##### Data #####

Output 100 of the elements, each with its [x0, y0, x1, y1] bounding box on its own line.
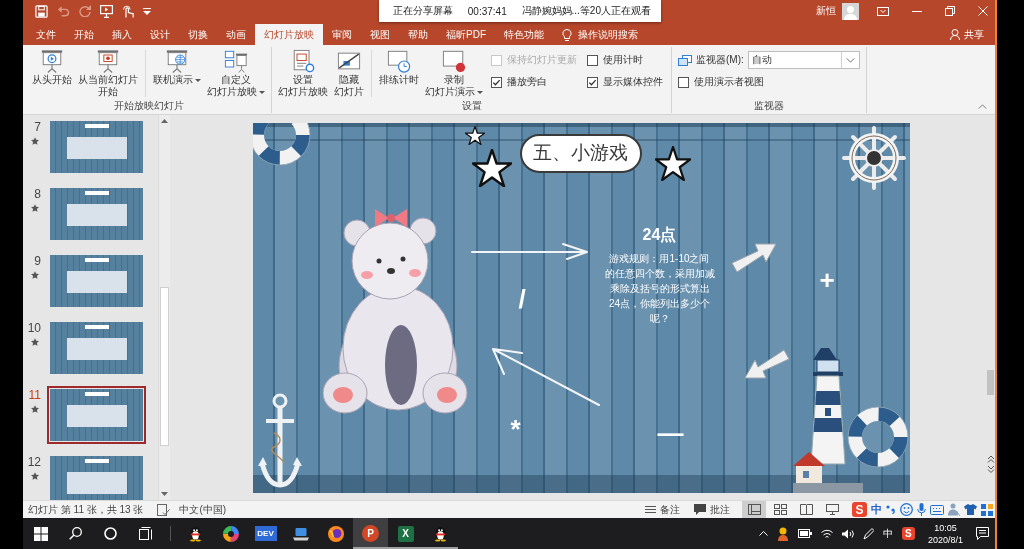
wifi-icon[interactable]: [820, 528, 833, 539]
slide-number: 10: [27, 322, 41, 335]
checkbox[interactable]: [587, 76, 598, 88]
ribbon-tab[interactable]: 开始: [65, 24, 103, 45]
screen-clock-icon: [387, 49, 411, 73]
sharing-status: 正在分享屏幕: [393, 4, 453, 18]
screen-icon[interactable]: [100, 4, 113, 18]
avatar-icon[interactable]: [842, 2, 859, 20]
ime-mode-indicator[interactable]: 中: [871, 502, 882, 517]
ribbon-tab[interactable]: 动画: [217, 24, 255, 45]
speaker-icon[interactable]: [841, 528, 854, 539]
notes-button[interactable]: 备注: [643, 502, 682, 517]
clock-date[interactable]: 2020/8/1: [927, 533, 963, 546]
ribbon-tab[interactable]: 切换: [179, 24, 217, 45]
checkbox[interactable]: [587, 54, 598, 66]
caret-icon[interactable]: [143, 7, 151, 15]
ribbon-tab[interactable]: 帮助: [399, 24, 437, 45]
comments-button[interactable]: 批注: [692, 502, 732, 517]
ribbon-button[interactable]: 设置幻灯片放映: [276, 47, 330, 98]
ribbon-button[interactable]: 从头开始: [30, 47, 74, 86]
smiley-icon[interactable]: [900, 503, 913, 516]
ime-logo[interactable]: S: [852, 502, 867, 517]
operator-symbol: *: [510, 415, 521, 442]
notes-icon: [645, 505, 656, 514]
laptop-icon: [292, 526, 309, 541]
save-icon[interactable]: [35, 4, 48, 18]
microphone-icon[interactable]: [917, 503, 926, 516]
close-icon[interactable]: [978, 6, 988, 16]
ribbon-tab[interactable]: 视图: [361, 24, 399, 45]
ribbon-button[interactable]: 自定义幻灯片放映: [205, 47, 267, 98]
ribbon-tab[interactable]: 幻灯片放映: [255, 24, 323, 45]
star-icon: [31, 338, 39, 346]
double-chevron-up-icon[interactable]: [986, 455, 995, 463]
ribbon-display-icon[interactable]: [877, 6, 889, 16]
double-chevron-down-icon[interactable]: [986, 465, 995, 473]
slide-number: 9: [34, 255, 41, 268]
ribbon-tab[interactable]: 设计: [141, 24, 179, 45]
scrollbar[interactable]: [158, 115, 170, 500]
ribbon-button[interactable]: 排练计时: [377, 47, 421, 86]
operator-symbol: +: [819, 266, 835, 293]
tiles-icon[interactable]: [981, 503, 993, 516]
language-indicator[interactable]: 中文(中国): [179, 502, 227, 517]
ribbon-button[interactable]: 隐藏幻灯片: [332, 47, 366, 98]
group-label: 开始放映幻灯片: [112, 99, 185, 113]
shirt-icon[interactable]: [964, 504, 977, 515]
clock-time[interactable]: 10:05: [934, 521, 957, 534]
scrollbar-thumb[interactable]: [987, 370, 994, 395]
block-arrow-icon: [744, 348, 791, 381]
battery-icon[interactable]: [797, 529, 812, 538]
view-button[interactable]: [742, 501, 766, 518]
slides-screen-icon: [224, 49, 248, 73]
ime-mode-indicator[interactable]: 中: [882, 526, 893, 541]
ime-logo[interactable]: S: [901, 527, 915, 540]
scrollbar-thumb[interactable]: [160, 287, 169, 446]
checkbox-label[interactable]: 播放旁白: [507, 75, 547, 89]
checkbox-label[interactable]: 使用计时: [603, 53, 643, 67]
restore-icon[interactable]: [945, 6, 955, 16]
taskbar-button[interactable]: P: [353, 518, 388, 549]
windows-logo-icon[interactable]: [33, 526, 48, 541]
ribbon-tab[interactable]: 福昕PDF: [437, 24, 495, 45]
tell-me-field[interactable]: 操作说明搜索: [562, 24, 642, 45]
slide-thumbnail[interactable]: [47, 118, 146, 176]
search-icon[interactable]: [69, 527, 82, 540]
ribbon-tab[interactable]: 特色功能: [495, 24, 553, 45]
notification-icon[interactable]: [976, 527, 989, 540]
scroll-up-icon[interactable]: [161, 119, 168, 123]
circle-icon[interactable]: [104, 527, 117, 540]
viewers-text: 冯静婉妈妈...等20人正在观看: [521, 4, 651, 18]
pen-icon[interactable]: [862, 527, 874, 540]
hand-icon[interactable]: [122, 4, 134, 18]
checkbox[interactable]: [678, 76, 689, 88]
slide-thumbnail[interactable]: [47, 453, 146, 500]
taskbar-button[interactable]: DEV: [248, 518, 283, 549]
monitor-dropdown[interactable]: 自动: [747, 51, 860, 69]
share-button[interactable]: 共享: [948, 24, 986, 45]
taskbar-button[interactable]: X: [388, 518, 423, 549]
punctuation-icon[interactable]: [886, 505, 896, 514]
slide-thumbnail[interactable]: [47, 319, 146, 377]
ribbon-tab[interactable]: 插入: [103, 24, 141, 45]
checkbox-label[interactable]: 显示媒体控件: [603, 75, 663, 89]
minimize-icon[interactable]: [912, 10, 922, 12]
checkbox[interactable]: [491, 76, 502, 88]
document-check-icon[interactable]: [157, 503, 171, 516]
chevron-down-icon: [845, 57, 855, 63]
keyboard-icon[interactable]: [930, 504, 944, 515]
ribbon-button[interactable]: 联机演示: [151, 47, 203, 86]
lifebuoy-drawing: [252, 122, 311, 166]
star-icon: [31, 271, 39, 279]
figure-icon[interactable]: [776, 526, 789, 541]
slide-thumbnail[interactable]: [47, 185, 146, 243]
task-view-icon[interactable]: [138, 527, 153, 540]
ribbon-button[interactable]: 从当前幻灯片开始: [76, 47, 140, 98]
star-icon: [31, 204, 39, 212]
slide-thumbnail[interactable]: [47, 386, 146, 444]
ribbon-tab[interactable]: 审阅: [323, 24, 361, 45]
checkbox-label[interactable]: 使用演示者视图: [694, 75, 764, 89]
ribbon-tab[interactable]: 文件: [27, 24, 65, 45]
slide-thumbnail[interactable]: [47, 252, 146, 310]
ribbon-button[interactable]: 录制幻灯片演示: [423, 47, 485, 98]
scroll-down-icon[interactable]: [161, 492, 168, 496]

#####

Request: Retype the lines of the items above from the line containing "wifi-icon[interactable]: [820, 528, 833, 539]" to the line containing "laptop-icon: [292, 526, 309, 541]", including both, with no changes.

Worked solution:
wifi-icon[interactable]: [820, 528, 833, 539]
slide-number: 10: [27, 322, 41, 335]
checkbox[interactable]: [587, 76, 598, 88]
ribbon-tab[interactable]: 开始: [65, 24, 103, 45]
screen-clock-icon: [387, 49, 411, 73]
sharing-status: 正在分享屏幕: [393, 4, 453, 18]
screen-icon[interactable]: [100, 4, 113, 18]
avatar-icon[interactable]: [842, 2, 859, 20]
ime-mode-indicator[interactable]: 中: [871, 502, 882, 517]
ribbon-tab[interactable]: 动画: [217, 24, 255, 45]
speaker-icon[interactable]: [841, 528, 854, 539]
notes-button[interactable]: 备注: [643, 502, 682, 517]
clock-date[interactable]: 2020/8/1: [927, 533, 963, 546]
ribbon-tab[interactable]: 切换: [179, 24, 217, 45]
checkbox[interactable]: [587, 54, 598, 66]
caret-icon[interactable]: [143, 7, 151, 15]
ribbon-tab[interactable]: 帮助: [399, 24, 437, 45]
comments-button[interactable]: 批注: [692, 502, 732, 517]
ribbon-button[interactable]: 设置幻灯片放映: [276, 47, 330, 98]
ribbon-button[interactable]: 从头开始: [30, 47, 74, 86]
smiley-icon[interactable]: [900, 503, 913, 516]
ime-logo[interactable]: S: [852, 502, 867, 517]
operator-symbol: *: [510, 415, 521, 442]
notes-icon: [645, 505, 656, 514]
laptop-icon: [292, 526, 309, 541]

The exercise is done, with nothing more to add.